[What needs to be done]
In full and without alteration, repeat the material.

[Recorded information]
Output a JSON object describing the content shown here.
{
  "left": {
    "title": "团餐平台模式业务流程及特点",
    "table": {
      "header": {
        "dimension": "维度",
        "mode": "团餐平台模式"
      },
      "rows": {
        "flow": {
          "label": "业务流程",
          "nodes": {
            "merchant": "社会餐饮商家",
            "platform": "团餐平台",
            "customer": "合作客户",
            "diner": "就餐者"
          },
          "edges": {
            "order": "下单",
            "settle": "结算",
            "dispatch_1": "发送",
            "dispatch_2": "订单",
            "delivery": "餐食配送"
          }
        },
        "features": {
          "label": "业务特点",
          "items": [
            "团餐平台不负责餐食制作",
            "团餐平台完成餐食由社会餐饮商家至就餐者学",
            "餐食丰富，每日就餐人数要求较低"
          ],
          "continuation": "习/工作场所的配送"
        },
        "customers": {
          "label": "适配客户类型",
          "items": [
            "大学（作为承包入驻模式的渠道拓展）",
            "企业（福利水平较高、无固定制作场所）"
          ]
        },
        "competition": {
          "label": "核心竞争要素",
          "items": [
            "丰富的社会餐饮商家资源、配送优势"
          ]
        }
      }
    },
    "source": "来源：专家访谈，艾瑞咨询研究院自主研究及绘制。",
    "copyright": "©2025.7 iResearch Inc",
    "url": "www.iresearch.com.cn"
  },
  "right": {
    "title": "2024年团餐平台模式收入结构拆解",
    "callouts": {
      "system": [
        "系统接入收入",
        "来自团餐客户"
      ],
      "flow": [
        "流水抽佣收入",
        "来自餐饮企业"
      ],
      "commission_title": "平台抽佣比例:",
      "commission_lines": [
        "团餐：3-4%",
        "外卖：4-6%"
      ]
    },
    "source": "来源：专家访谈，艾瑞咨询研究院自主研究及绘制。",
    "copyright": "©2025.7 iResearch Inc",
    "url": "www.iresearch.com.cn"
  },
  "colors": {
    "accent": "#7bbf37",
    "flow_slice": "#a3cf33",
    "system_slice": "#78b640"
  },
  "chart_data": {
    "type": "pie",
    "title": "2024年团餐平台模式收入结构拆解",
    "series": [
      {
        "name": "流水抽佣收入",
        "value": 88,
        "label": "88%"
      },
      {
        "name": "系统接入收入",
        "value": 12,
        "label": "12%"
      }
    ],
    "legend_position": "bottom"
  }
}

[Worked solution]
Output a JSON object describing the content shown here.
{
  "left": {
    "title": "团餐平台模式业务流程及特点",
    "table": {
      "header": {
        "dimension": "维度",
        "mode": "团餐平台模式"
      },
      "rows": {
        "flow": {
          "label": "业务流程",
          "nodes": {
            "merchant": "社会餐饮商家",
            "platform": "团餐平台",
            "customer": "合作客户",
            "diner": "就餐者"
          },
          "edges": {
            "order": "下单",
            "settle": "结算",
            "dispatch_1": "发送",
            "dispatch_2": "订单",
            "delivery": "餐食配送"
          }
        },
        "features": {
          "label": "业务特点",
          "items": [
            "团餐平台不负责餐食制作",
            "团餐平台完成餐食由社会餐饮商家至就餐者学",
            "餐食丰富，每日就餐人数要求较低"
          ],
          "continuation": "习/工作场所的配送"
        },
        "customers": {
          "label": "适配客户类型",
          "items": [
            "大学（作为承包入驻模式的渠道拓展）",
            "企业（福利水平较高、无固定制作场所）"
          ]
        },
        "competition": {
          "label": "核心竞争要素",
          "items": [
            "丰富的社会餐饮商家资源、配送优势"
          ]
        }
      }
    },
    "source": "来源：专家访谈，艾瑞咨询研究院自主研究及绘制。",
    "copyright": "©2025.7 iResearch Inc",
    "url": "www.iresearch.com.cn"
  },
  "right": {
    "title": "2024年团餐平台模式收入结构拆解",
    "callouts": {
      "system": [
        "系统接入收入",
        "来自团餐客户"
      ],
      "flow": [
        "流水抽佣收入",
        "来自餐饮企业"
      ],
      "commission_title": "平台抽佣比例:",
      "commission_lines": [
        "团餐：3-4%",
        "外卖：4-6%"
      ]
    },
    "source": "来源：专家访谈，艾瑞咨询研究院自主研究及绘制。",
    "copyright": "©2025.7 iResearch Inc",
    "url": "www.iresearch.com.cn"
  },
  "colors": {
    "accent": "#7bbf37",
    "flow_slice": "#a3cf33",
    "system_slice": "#78b640"
  },
  "chart_data": {
    "type": "pie",
    "title": "2024年团餐平台模式收入结构拆解",
    "series": [
      {
        "name": "流水抽佣收入",
        "value": 88,
        "label": "88%"
      },
      {
        "name": "系统接入收入",
        "value": 12,
        "label": "12%"
      }
    ],
    "legend_position": "bottom"
  }
}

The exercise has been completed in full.